Mi permetta di aggiungere, Presidente, le ultime due riflessioni. La prima è il desiderio di sottolineare come lo sport debba combattere ogni tipo di violazione dei regolamenti, al fine di accrescere il rendimento nel corso delle competizioni. Il doping amministrativo, per esempio, ne è un caso. Guardate, la cultura delle plusvalenze nel calcio è una forma di doping, purtroppo, endemicamente diffusa; semplicemente, questa cultura va fermata, ovunque, il prima possibile. La seconda questione è il doping della programmazione, il doping dei calendari. Me lo faccia dire, Presidente, con cognizione di causa. Per questo tipo di doping ci sono motivi molto precisi e di facile comprensione, perché finché federazioni nazionali, federazioni internazionali e leghe che gestiscono i campionati più importanti, non decideranno di mettersi intorno a un tavolo e di discutere della bulimia di eventi sportivi, ormai a distanza sempre più ravvicinata e con aspettative sempre più alte, in luoghi del mondo magari a distanza di dieci fusi orari l'uno dall'altro, vivremo una costante ipocrisia, quella di chiedere sforzi oltre l'umano ad atleti e in qualche modo spingerli, per poter recuperare, verso la necessità di affidarsi alla chimica o alla farmacologia. Il problema, allora, non è solo cercare la sostanza che ancora non rientra nella lista delle sostanze dopanti, ma rendere più sostenibili i calendari delle manifestazioni. Non è umano chiedere, per esempio, a un ciclista di gareggiare, senza soluzione di continuità, al Giro d'Italia, al Tour de France e alla Vuelta e di tenere in ciascuna di queste manifestazioni una velocità media di 40 chilometri l'ora. Continuare in questa direzione, ossia aumentare sempre di più le richieste agli atleti e la frequenza degli impegni sportivi, e, insieme, voler combattere il doping significa semplicemente essere ipocriti.

[Consegna]
Stabilisca se ciascuna delle affermazioni seguenti concorda con il brano sul doping, rispondendo sì o no e citando alla lettera le parole del brano che decidono la risposta.
1. La cultura delle plusvalenze nel calcio viene presentata come una forma di doping.
2. Secondo il brano, basta cercare le sostanze non ancora incluse nella lista di quelle dopanti.
3. Al ciclista si chiederebbe di mantenere in ogni manifestazione una velocità media di 50 chilometri l'ora.

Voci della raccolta
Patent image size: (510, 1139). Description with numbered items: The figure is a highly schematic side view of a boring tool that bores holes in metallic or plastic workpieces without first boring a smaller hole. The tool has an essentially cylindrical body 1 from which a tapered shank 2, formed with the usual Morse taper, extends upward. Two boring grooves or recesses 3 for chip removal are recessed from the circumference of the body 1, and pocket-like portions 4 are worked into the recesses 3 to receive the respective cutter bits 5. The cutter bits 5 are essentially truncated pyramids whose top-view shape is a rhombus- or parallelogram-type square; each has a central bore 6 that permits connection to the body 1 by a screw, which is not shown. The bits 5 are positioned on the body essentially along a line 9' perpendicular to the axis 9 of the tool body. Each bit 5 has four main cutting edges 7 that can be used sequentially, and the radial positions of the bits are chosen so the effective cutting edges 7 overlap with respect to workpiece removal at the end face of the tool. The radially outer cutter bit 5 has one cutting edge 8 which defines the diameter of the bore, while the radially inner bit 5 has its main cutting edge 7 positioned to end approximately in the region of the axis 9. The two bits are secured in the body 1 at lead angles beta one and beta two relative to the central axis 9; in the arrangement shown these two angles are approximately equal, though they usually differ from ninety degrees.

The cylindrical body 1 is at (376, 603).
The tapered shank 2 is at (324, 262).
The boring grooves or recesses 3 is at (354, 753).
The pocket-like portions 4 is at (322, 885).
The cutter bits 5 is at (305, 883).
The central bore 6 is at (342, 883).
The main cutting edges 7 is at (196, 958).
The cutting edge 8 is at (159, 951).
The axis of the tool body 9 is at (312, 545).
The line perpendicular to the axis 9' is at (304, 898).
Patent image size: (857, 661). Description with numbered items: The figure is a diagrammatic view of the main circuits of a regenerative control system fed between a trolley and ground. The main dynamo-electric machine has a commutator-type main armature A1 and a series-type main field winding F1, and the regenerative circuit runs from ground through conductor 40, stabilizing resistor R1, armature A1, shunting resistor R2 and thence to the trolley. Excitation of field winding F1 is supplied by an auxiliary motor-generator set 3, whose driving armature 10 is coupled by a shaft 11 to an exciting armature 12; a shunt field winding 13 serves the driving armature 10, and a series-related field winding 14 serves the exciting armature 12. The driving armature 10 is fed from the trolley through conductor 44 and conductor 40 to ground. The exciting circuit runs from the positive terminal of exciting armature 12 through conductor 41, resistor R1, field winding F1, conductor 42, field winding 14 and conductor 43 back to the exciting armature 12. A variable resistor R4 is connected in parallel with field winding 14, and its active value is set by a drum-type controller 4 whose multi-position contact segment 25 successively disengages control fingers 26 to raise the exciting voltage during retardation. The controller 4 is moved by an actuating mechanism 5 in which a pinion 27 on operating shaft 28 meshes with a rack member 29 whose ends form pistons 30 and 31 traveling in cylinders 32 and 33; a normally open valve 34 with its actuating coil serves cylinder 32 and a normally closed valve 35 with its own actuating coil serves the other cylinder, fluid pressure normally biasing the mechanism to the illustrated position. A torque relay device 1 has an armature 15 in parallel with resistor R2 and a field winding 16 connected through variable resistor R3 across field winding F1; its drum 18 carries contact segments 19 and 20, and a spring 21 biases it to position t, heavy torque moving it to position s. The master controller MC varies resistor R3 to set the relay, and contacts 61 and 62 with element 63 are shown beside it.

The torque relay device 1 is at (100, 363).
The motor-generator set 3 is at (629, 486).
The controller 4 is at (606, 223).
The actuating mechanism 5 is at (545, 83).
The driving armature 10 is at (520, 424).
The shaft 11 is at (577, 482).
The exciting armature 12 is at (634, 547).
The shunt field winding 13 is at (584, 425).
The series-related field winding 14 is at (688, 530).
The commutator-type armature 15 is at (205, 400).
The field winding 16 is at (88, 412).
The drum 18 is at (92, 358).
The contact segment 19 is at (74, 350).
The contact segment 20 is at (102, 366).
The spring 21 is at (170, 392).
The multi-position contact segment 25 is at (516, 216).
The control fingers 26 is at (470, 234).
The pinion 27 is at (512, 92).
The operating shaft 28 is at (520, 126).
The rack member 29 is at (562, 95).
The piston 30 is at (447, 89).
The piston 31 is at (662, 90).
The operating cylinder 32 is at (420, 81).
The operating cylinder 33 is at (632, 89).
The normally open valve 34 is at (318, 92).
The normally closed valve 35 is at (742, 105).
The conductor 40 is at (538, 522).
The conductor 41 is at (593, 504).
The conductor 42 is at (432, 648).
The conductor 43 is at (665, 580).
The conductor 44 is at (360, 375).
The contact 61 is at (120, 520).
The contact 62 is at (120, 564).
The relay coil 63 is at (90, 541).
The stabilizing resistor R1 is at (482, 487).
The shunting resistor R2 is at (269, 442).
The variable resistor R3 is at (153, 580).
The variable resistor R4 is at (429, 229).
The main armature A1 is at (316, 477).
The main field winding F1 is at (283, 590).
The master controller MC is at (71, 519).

[Soluzione]
1. Sì: «la cultura delle plusvalenze nel calcio è una forma di doping».
2. No: «Il problema, allora, non è solo cercare la sostanza che ancora non rientra nella lista delle sostanze dopanti, ma rendere più sostenibili i calendari delle manifestazioni».
3. No: «una velocità media di 40 chilometri l'ora».